> _Exercise_
Output the records exactly as they appear, with no pictures included.

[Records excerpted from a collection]
* Start *
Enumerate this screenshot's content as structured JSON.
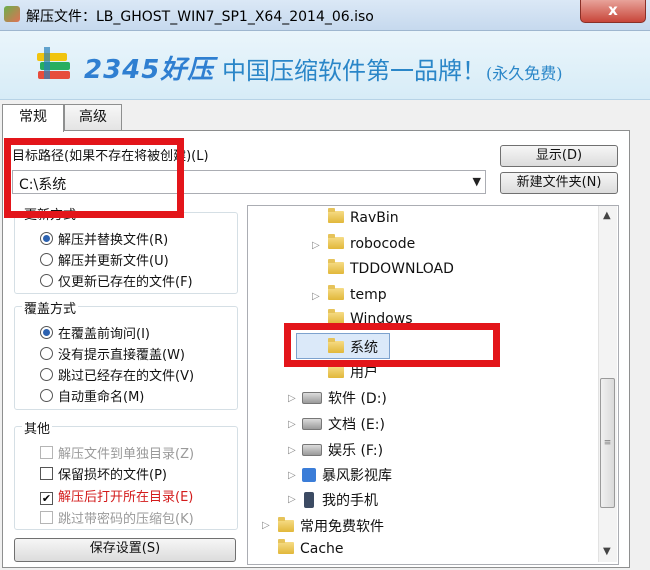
{
  "window": {
    "title": "解压文件：LB_GHOST_WIN7_SP1_X64_2014_06.iso",
    "close_label": "x"
  },
  "banner": {
    "logo_text": "2345好压",
    "slogan": "中国压缩软件第一品牌！",
    "slogan_small": "(永久免费)"
  },
  "tabs": [
    {
      "label": "常规"
    },
    {
      "label": "高级"
    }
  ],
  "path": {
    "label": "目标路径(如果不存在将被创建)(L)",
    "value": "C:\\系统",
    "show_button": "显示(D)",
    "new_folder_button": "新建文件夹(N)"
  },
  "update_mode": {
    "title": "更新方式",
    "options": [
      {
        "label": "解压并替换文件(R)",
        "selected": true
      },
      {
        "label": "解压并更新文件(U)",
        "selected": false
      },
      {
        "label": "仅更新已存在的文件(F)",
        "selected": false
      }
    ]
  },
  "overwrite_mode": {
    "title": "覆盖方式",
    "options": [
      {
        "label": "在覆盖前询问(I)",
        "selected": true
      },
      {
        "label": "没有提示直接覆盖(W)",
        "selected": false
      },
      {
        "label": "跳过已经存在的文件(V)",
        "selected": false
      },
      {
        "label": "自动重命名(M)",
        "selected": false
      }
    ]
  },
  "other": {
    "title": "其他",
    "options": [
      {
        "label": "解压文件到单独目录(Z)",
        "checked": false,
        "disabled": true
      },
      {
        "label": "保留损坏的文件(P)",
        "checked": false,
        "disabled": false
      },
      {
        "label": "解压后打开所在目录(E)",
        "checked": true,
        "disabled": false
      },
      {
        "label": "跳过带密码的压缩包(K)",
        "checked": false,
        "disabled": true
      }
    ]
  },
  "save_button": "保存设置(S)",
  "tree": {
    "items": [
      {
        "label": "RavBin",
        "icon": "folder"
      },
      {
        "label": "robocode",
        "icon": "folder"
      },
      {
        "label": "TDDOWNLOAD",
        "icon": "folder"
      },
      {
        "label": "temp",
        "icon": "folder"
      },
      {
        "label": "Windows",
        "icon": "folder"
      },
      {
        "label": "系统",
        "icon": "folder",
        "selected": true
      },
      {
        "label": "用户",
        "icon": "folder"
      },
      {
        "label": "软件 (D:)",
        "icon": "drive"
      },
      {
        "label": "文档 (E:)",
        "icon": "drive"
      },
      {
        "label": "娱乐 (F:)",
        "icon": "drive"
      },
      {
        "label": "暴风影视库",
        "icon": "app"
      },
      {
        "label": "我的手机",
        "icon": "phone"
      },
      {
        "label": "常用免费软件",
        "icon": "folder"
      },
      {
        "label": "Cache",
        "icon": "folder"
      }
    ]
  },
  "colors": {
    "highlight_red": "#e3151a",
    "selection_blue": "#dbe9f9"
  }
}
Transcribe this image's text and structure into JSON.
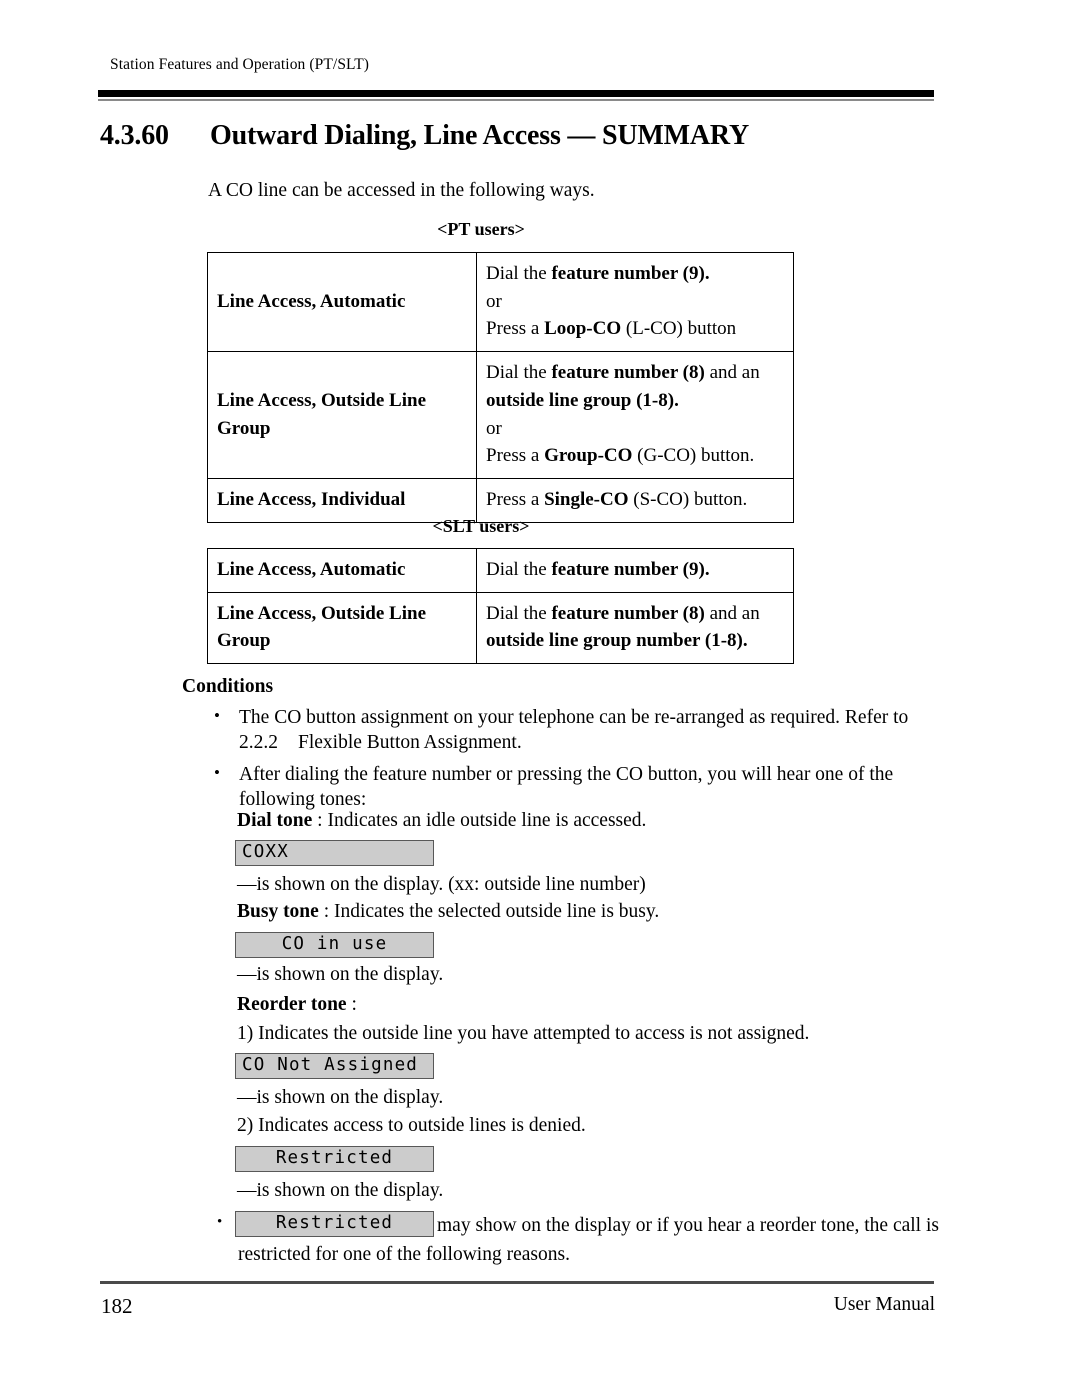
{
  "header": {
    "running_header": "Station Features and Operation (PT/SLT)"
  },
  "title": {
    "number": "4.3.60",
    "text": "Outward Dialing, Line Access — SUMMARY"
  },
  "intro": "A CO line can be accessed in the following ways.",
  "pt_table": {
    "caption": "<PT users>",
    "rows": [
      {
        "label": "Line Access, Automatic",
        "lines": [
          {
            "pre": "Dial the ",
            "bold": "feature number (9).",
            "post": ""
          },
          {
            "pre": "or",
            "bold": "",
            "post": ""
          },
          {
            "pre": "Press a ",
            "bold": "Loop-CO",
            "post": " (L-CO) button"
          }
        ]
      },
      {
        "label": "Line Access, Outside Line Group",
        "lines": [
          {
            "pre": "Dial the ",
            "bold": "feature number (8)",
            "post": " and an"
          },
          {
            "pre": "",
            "bold": "outside line group (1-8).",
            "post": ""
          },
          {
            "pre": "or",
            "bold": "",
            "post": ""
          },
          {
            "pre": "Press a ",
            "bold": "Group-CO",
            "post": " (G-CO) button."
          }
        ]
      },
      {
        "label": "Line Access, Individual",
        "lines": [
          {
            "pre": "Press a ",
            "bold": "Single-CO",
            "post": " (S-CO) button."
          }
        ]
      }
    ]
  },
  "slt_table": {
    "caption": "<SLT users>",
    "rows": [
      {
        "label": "Line Access, Automatic",
        "lines": [
          {
            "pre": "Dial the ",
            "bold": "feature number (9).",
            "post": ""
          }
        ]
      },
      {
        "label": "Line Access, Outside Line Group",
        "lines": [
          {
            "pre": "Dial the ",
            "bold": "feature number (8)",
            "post": " and an"
          },
          {
            "pre": "",
            "bold": "outside line group number (1-8).",
            "post": ""
          }
        ]
      }
    ]
  },
  "conditions": {
    "title": "Conditions",
    "bullet_marker": "•",
    "items": [
      {
        "line1": "The CO button assignment on your telephone can be re-arranged as required. Refer to",
        "line2_ref": "2.2.2",
        "line2_text": "Flexible Button Assignment."
      },
      {
        "line1": "After dialing the feature number or pressing the CO button, you will hear one of the",
        "line2_ref": "",
        "line2_text": "following tones:"
      }
    ]
  },
  "tones": {
    "dial": {
      "label": "Dial tone",
      "desc": " : Indicates an idle outside line is accessed.",
      "lcd": "COXX",
      "lcd_align": "left",
      "after": "—is shown on the display. (xx: outside line number)"
    },
    "busy": {
      "label": "Busy tone",
      "desc": " : Indicates the selected outside line is busy.",
      "lcd": "CO in use",
      "lcd_align": "center",
      "after": "—is shown on the display."
    },
    "reorder": {
      "label": "Reorder tone",
      "desc": " :",
      "item1": "1) Indicates the outside line you have attempted to access is not assigned.",
      "lcd1": "CO Not Assigned",
      "lcd1_align": "left",
      "after1": "—is shown on the display.",
      "item2": "2) Indicates access to outside lines is denied.",
      "lcd2": "Restricted",
      "lcd2_align": "center",
      "after2": "—is shown on the display."
    }
  },
  "last_bullet": {
    "marker": "•",
    "lcd": "Restricted",
    "lcd_align": "center",
    "tail": "may show on the display or if you hear a reorder tone, the call is",
    "second_line": "restricted for one of the following reasons."
  },
  "footer": {
    "page_number": "182",
    "manual_label": "User Manual"
  }
}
* End *
> _The response_
Enumerate this screenshot's content as structured JSON.
{
  "window": {
    "title": "解压文件：LB_GHOST_WIN7_SP1_X64_2014_06.iso",
    "close_label": "x"
  },
  "banner": {
    "logo_text": "2345好压",
    "slogan": "中国压缩软件第一品牌！",
    "slogan_small": "(永久免费)"
  },
  "tabs": [
    {
      "label": "常规"
    },
    {
      "label": "高级"
    }
  ],
  "path": {
    "label": "目标路径(如果不存在将被创建)(L)",
    "value": "C:\\系统",
    "show_button": "显示(D)",
    "new_folder_button": "新建文件夹(N)"
  },
  "update_mode": {
    "title": "更新方式",
    "options": [
      {
        "label": "解压并替换文件(R)",
        "selected": true
      },
      {
        "label": "解压并更新文件(U)",
        "selected": false
      },
      {
        "label": "仅更新已存在的文件(F)",
        "selected": false
      }
    ]
  },
  "overwrite_mode": {
    "title": "覆盖方式",
    "options": [
      {
        "label": "在覆盖前询问(I)",
        "selected": true
      },
      {
        "label": "没有提示直接覆盖(W)",
        "selected": false
      },
      {
        "label": "跳过已经存在的文件(V)",
        "selected": false
      },
      {
        "label": "自动重命名(M)",
        "selected": false
      }
    ]
  },
  "other": {
    "title": "其他",
    "options": [
      {
        "label": "解压文件到单独目录(Z)",
        "checked": false,
        "disabled": true
      },
      {
        "label": "保留损坏的文件(P)",
        "checked": false,
        "disabled": false
      },
      {
        "label": "解压后打开所在目录(E)",
        "checked": true,
        "disabled": false
      },
      {
        "label": "跳过带密码的压缩包(K)",
        "checked": false,
        "disabled": true
      }
    ]
  },
  "save_button": "保存设置(S)",
  "tree": {
    "items": [
      {
        "label": "RavBin",
        "icon": "folder"
      },
      {
        "label": "robocode",
        "icon": "folder"
      },
      {
        "label": "TDDOWNLOAD",
        "icon": "folder"
      },
      {
        "label": "temp",
        "icon": "folder"
      },
      {
        "label": "Windows",
        "icon": "folder"
      },
      {
        "label": "系统",
        "icon": "folder",
        "selected": true
      },
      {
        "label": "用户",
        "icon": "folder"
      },
      {
        "label": "软件 (D:)",
        "icon": "drive"
      },
      {
        "label": "文档 (E:)",
        "icon": "drive"
      },
      {
        "label": "娱乐 (F:)",
        "icon": "drive"
      },
      {
        "label": "暴风影视库",
        "icon": "app"
      },
      {
        "label": "我的手机",
        "icon": "phone"
      },
      {
        "label": "常用免费软件",
        "icon": "folder"
      },
      {
        "label": "Cache",
        "icon": "folder"
      }
    ]
  },
  "colors": {
    "highlight_red": "#e3151a",
    "selection_blue": "#dbe9f9"
  }
}
Transcribe this image's text and structure into JSON.
{
  "header": {
    "running_header": "Station Features and Operation (PT/SLT)"
  },
  "title": {
    "number": "4.3.60",
    "text": "Outward Dialing, Line Access — SUMMARY"
  },
  "intro": "A CO line can be accessed in the following ways.",
  "pt_table": {
    "caption": "<PT users>",
    "rows": [
      {
        "label": "Line Access, Automatic",
        "lines": [
          {
            "pre": "Dial the ",
            "bold": "feature number (9).",
            "post": ""
          },
          {
            "pre": "or",
            "bold": "",
            "post": ""
          },
          {
            "pre": "Press a ",
            "bold": "Loop-CO",
            "post": " (L-CO) button"
          }
        ]
      },
      {
        "label": "Line Access, Outside Line Group",
        "lines": [
          {
            "pre": "Dial the ",
            "bold": "feature number (8)",
            "post": " and an"
          },
          {
            "pre": "",
            "bold": "outside line group (1-8).",
            "post": ""
          },
          {
            "pre": "or",
            "bold": "",
            "post": ""
          },
          {
            "pre": "Press a ",
            "bold": "Group-CO",
            "post": " (G-CO) button."
          }
        ]
      },
      {
        "label": "Line Access, Individual",
        "lines": [
          {
            "pre": "Press a ",
            "bold": "Single-CO",
            "post": " (S-CO) button."
          }
        ]
      }
    ]
  },
  "slt_table": {
    "caption": "<SLT users>",
    "rows": [
      {
        "label": "Line Access, Automatic",
        "lines": [
          {
            "pre": "Dial the ",
            "bold": "feature number (9).",
            "post": ""
          }
        ]
      },
      {
        "label": "Line Access, Outside Line Group",
        "lines": [
          {
            "pre": "Dial the ",
            "bold": "feature number (8)",
            "post": " and an"
          },
          {
            "pre": "",
            "bold": "outside line group number (1-8).",
            "post": ""
          }
        ]
      }
    ]
  },
  "conditions": {
    "title": "Conditions",
    "bullet_marker": "•",
    "items": [
      {
        "line1": "The CO button assignment on your telephone can be re-arranged as required. Refer to",
        "line2_ref": "2.2.2",
        "line2_text": "Flexible Button Assignment."
      },
      {
        "line1": "After dialing the feature number or pressing the CO button, you will hear one of the",
        "line2_ref": "",
        "line2_text": "following tones:"
      }
    ]
  },
  "tones": {
    "dial": {
      "label": "Dial tone",
      "desc": " : Indicates an idle outside line is accessed.",
      "lcd": "COXX",
      "lcd_align": "left",
      "after": "—is shown on the display. (xx: outside line number)"
    },
    "busy": {
      "label": "Busy tone",
      "desc": " : Indicates the selected outside line is busy.",
      "lcd": "CO in use",
      "lcd_align": "center",
      "after": "—is shown on the display."
    },
    "reorder": {
      "label": "Reorder tone",
      "desc": " :",
      "item1": "1) Indicates the outside line you have attempted to access is not assigned.",
      "lcd1": "CO Not Assigned",
      "lcd1_align": "left",
      "after1": "—is shown on the display.",
      "item2": "2) Indicates access to outside lines is denied.",
      "lcd2": "Restricted",
      "lcd2_align": "center",
      "after2": "—is shown on the display."
    }
  },
  "last_bullet": {
    "marker": "•",
    "lcd": "Restricted",
    "lcd_align": "center",
    "tail": "may show on the display or if you hear a reorder tone, the call is",
    "second_line": "restricted for one of the following reasons."
  },
  "footer": {
    "page_number": "182",
    "manual_label": "User Manual"
  }
}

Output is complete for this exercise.